--- Start of Data rows ---

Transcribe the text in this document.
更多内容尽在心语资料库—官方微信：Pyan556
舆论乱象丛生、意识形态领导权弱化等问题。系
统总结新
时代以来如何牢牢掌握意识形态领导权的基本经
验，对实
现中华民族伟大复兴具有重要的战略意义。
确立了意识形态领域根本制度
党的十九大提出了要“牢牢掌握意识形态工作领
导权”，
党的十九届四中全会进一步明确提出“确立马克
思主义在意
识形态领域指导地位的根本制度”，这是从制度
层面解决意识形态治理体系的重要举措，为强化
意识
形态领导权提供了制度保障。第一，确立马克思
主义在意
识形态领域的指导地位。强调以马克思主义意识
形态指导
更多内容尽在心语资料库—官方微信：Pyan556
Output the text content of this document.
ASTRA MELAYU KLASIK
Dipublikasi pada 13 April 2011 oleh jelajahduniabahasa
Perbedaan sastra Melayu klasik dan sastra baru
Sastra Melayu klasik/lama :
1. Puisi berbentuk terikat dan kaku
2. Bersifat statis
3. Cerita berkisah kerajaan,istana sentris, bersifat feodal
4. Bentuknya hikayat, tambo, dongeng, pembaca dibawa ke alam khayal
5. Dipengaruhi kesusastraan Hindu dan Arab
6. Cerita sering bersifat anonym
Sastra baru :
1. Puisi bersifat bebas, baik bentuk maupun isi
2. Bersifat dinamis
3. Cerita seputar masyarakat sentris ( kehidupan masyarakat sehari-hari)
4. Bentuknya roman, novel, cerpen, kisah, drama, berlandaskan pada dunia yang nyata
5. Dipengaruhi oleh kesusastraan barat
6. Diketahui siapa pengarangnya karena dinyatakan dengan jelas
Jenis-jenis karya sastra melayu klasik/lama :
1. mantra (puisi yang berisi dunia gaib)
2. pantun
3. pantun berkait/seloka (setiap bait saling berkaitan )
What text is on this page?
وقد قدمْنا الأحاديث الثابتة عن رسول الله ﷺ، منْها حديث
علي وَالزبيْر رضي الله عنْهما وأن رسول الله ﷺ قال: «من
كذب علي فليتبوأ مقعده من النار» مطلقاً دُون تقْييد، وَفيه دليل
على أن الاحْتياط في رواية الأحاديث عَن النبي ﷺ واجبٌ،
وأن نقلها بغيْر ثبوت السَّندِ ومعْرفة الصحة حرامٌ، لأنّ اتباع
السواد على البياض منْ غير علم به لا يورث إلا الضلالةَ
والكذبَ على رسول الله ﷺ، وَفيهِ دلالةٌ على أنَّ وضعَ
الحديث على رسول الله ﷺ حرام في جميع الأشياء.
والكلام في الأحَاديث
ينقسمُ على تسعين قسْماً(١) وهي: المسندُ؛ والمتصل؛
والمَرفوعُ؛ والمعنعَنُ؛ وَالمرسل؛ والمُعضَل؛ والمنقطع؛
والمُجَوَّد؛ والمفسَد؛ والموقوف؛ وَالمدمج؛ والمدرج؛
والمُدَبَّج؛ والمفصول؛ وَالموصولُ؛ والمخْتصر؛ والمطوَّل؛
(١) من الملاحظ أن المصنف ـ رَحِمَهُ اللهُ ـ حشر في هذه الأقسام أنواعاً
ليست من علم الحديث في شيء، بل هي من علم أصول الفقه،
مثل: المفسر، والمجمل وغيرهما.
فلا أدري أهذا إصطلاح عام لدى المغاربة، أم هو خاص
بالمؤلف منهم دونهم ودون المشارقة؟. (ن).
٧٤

--- End of Data rows ---

[Task description]
Using the exact wording, write out all of the records.

[Full output]
Transcribe the text in this document.
更多内容尽在心语资料库—官方微信：Pyan556
舆论乱象丛生、意识形态领导权弱化等问题。系
统总结新
时代以来如何牢牢掌握意识形态领导权的基本经
验，对实
现中华民族伟大复兴具有重要的战略意义。
确立了意识形态领域根本制度
党的十九大提出了要“牢牢掌握意识形态工作领
导权”，
党的十九届四中全会进一步明确提出“确立马克
思主义在意
识形态领域指导地位的根本制度”，这是从制度
层面解决意识形态治理体系的重要举措，为强化
意识
形态领导权提供了制度保障。第一，确立马克思
主义在意
识形态领域的指导地位。强调以马克思主义意识
形态指导
更多内容尽在心语资料库—官方微信：Pyan556
Output the text content of this document.
ASTRA MELAYU KLASIK
Dipublikasi pada 13 April 2011 oleh jelajahduniabahasa
Perbedaan sastra Melayu klasik dan sastra baru
Sastra Melayu klasik/lama :
1. Puisi berbentuk terikat dan kaku
2. Bersifat statis
3. Cerita berkisah kerajaan,istana sentris, bersifat feodal
4. Bentuknya hikayat, tambo, dongeng, pembaca dibawa ke alam khayal
5. Dipengaruhi kesusastraan Hindu dan Arab
6. Cerita sering bersifat anonym
Sastra baru :
1. Puisi bersifat bebas, baik bentuk maupun isi
2. Bersifat dinamis
3. Cerita seputar masyarakat sentris ( kehidupan masyarakat sehari-hari)
4. Bentuknya roman, novel, cerpen, kisah, drama, berlandaskan pada dunia yang nyata
5. Dipengaruhi oleh kesusastraan barat
6. Diketahui siapa pengarangnya karena dinyatakan dengan jelas
Jenis-jenis karya sastra melayu klasik/lama :
1. mantra (puisi yang berisi dunia gaib)
2. pantun
3. pantun berkait/seloka (setiap bait saling berkaitan )
What text is on this page?
وقد قدمْنا الأحاديث الثابتة عن رسول الله ﷺ، منْها حديث
علي وَالزبيْر رضي الله عنْهما وأن رسول الله ﷺ قال: «من
كذب علي فليتبوأ مقعده من النار» مطلقاً دُون تقْييد، وَفيه دليل
على أن الاحْتياط في رواية الأحاديث عَن النبي ﷺ واجبٌ،
وأن نقلها بغيْر ثبوت السَّندِ ومعْرفة الصحة حرامٌ، لأنّ اتباع
السواد على البياض منْ غير علم به لا يورث إلا الضلالةَ
والكذبَ على رسول الله ﷺ، وَفيهِ دلالةٌ على أنَّ وضعَ
الحديث على رسول الله ﷺ حرام في جميع الأشياء.
والكلام في الأحَاديث
ينقسمُ على تسعين قسْماً(١) وهي: المسندُ؛ والمتصل؛
والمَرفوعُ؛ والمعنعَنُ؛ وَالمرسل؛ والمُعضَل؛ والمنقطع؛
والمُجَوَّد؛ والمفسَد؛ والموقوف؛ وَالمدمج؛ والمدرج؛
والمُدَبَّج؛ والمفصول؛ وَالموصولُ؛ والمخْتصر؛ والمطوَّل؛
(١) من الملاحظ أن المصنف ـ رَحِمَهُ اللهُ ـ حشر في هذه الأقسام أنواعاً
ليست من علم الحديث في شيء، بل هي من علم أصول الفقه،
مثل: المفسر، والمجمل وغيرهما.
فلا أدري أهذا إصطلاح عام لدى المغاربة، أم هو خاص
بالمؤلف منهم دونهم ودون المشارقة؟. (ن).
٧٤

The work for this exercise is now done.